Objective. Gather all lines from the material that contain "один".

--- START OF Provided information ---

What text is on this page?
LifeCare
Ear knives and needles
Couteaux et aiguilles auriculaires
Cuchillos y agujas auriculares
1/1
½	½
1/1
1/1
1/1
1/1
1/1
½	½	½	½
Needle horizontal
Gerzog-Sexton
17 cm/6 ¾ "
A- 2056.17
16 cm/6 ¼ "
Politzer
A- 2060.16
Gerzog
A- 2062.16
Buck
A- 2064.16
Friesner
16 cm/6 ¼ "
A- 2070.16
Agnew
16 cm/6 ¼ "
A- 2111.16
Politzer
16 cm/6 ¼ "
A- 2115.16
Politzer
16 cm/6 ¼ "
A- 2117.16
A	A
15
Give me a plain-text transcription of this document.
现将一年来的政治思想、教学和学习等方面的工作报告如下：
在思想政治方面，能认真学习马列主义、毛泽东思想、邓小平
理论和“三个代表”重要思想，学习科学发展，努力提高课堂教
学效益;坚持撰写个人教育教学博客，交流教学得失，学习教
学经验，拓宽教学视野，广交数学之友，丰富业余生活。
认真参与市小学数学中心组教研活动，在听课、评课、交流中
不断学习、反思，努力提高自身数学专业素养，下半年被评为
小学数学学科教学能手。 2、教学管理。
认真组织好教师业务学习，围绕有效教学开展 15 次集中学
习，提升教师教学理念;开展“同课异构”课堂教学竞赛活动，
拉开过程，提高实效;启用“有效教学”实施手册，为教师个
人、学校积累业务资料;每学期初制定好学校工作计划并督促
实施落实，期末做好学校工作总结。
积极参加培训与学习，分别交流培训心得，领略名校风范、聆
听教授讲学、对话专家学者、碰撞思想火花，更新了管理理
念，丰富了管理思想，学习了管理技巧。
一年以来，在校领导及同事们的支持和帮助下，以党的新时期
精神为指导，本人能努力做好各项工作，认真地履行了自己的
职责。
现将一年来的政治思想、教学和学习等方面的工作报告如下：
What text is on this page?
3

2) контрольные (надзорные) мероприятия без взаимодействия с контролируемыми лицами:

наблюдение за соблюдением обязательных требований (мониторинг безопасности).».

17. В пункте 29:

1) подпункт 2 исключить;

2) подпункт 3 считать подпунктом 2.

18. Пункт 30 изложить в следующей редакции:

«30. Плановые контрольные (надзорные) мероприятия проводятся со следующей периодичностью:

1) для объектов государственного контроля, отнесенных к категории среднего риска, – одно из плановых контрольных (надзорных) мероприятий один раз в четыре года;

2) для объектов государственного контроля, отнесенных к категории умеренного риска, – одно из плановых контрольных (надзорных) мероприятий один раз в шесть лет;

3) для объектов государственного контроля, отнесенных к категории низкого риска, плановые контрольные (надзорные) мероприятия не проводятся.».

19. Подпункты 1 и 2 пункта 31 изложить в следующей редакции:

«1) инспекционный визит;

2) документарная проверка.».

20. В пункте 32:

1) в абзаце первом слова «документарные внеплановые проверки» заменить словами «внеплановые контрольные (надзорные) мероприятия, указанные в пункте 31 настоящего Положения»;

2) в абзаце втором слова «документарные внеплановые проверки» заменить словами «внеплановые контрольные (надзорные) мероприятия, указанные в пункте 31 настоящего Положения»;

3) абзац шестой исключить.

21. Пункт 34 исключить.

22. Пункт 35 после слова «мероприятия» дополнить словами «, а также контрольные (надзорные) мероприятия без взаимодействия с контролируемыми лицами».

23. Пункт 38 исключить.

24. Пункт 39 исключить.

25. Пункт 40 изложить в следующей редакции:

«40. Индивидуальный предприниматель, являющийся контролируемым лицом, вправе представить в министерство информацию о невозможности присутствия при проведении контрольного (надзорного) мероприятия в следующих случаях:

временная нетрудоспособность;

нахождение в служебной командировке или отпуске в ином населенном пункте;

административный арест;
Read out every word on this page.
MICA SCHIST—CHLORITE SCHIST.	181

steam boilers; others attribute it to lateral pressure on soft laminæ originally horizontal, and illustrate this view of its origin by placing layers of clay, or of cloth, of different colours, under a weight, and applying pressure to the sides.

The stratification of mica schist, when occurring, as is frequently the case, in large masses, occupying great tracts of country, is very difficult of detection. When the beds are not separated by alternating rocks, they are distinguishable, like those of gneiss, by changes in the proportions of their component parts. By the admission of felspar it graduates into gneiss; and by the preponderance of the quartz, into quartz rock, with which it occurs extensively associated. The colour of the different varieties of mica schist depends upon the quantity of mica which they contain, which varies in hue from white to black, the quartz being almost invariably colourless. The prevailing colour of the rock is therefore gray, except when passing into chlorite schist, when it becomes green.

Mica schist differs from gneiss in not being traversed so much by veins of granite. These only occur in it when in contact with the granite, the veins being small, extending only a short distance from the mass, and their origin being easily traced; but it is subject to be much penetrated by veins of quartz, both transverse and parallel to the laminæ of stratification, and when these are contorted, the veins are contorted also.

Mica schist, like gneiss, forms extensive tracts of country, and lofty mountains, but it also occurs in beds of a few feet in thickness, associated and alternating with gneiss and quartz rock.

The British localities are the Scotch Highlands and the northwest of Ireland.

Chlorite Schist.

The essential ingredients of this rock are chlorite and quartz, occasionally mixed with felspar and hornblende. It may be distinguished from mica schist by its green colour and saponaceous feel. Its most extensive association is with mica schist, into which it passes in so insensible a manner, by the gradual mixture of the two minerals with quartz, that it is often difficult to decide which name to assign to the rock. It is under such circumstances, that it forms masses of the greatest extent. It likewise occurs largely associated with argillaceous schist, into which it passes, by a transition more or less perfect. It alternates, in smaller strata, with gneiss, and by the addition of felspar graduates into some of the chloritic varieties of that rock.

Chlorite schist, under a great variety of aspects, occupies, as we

--- END OF Provided information ---

Solution for this task.
1) для объектов государственного контроля, отнесенных к категории среднего риска, – одно из плановых контрольных (надзорных) мероприятий один раз в четыре года;
2) для объектов государственного контроля, отнесенных к категории умеренного риска, – одно из плановых контрольных (надзорных) мероприятий один раз в шесть лет;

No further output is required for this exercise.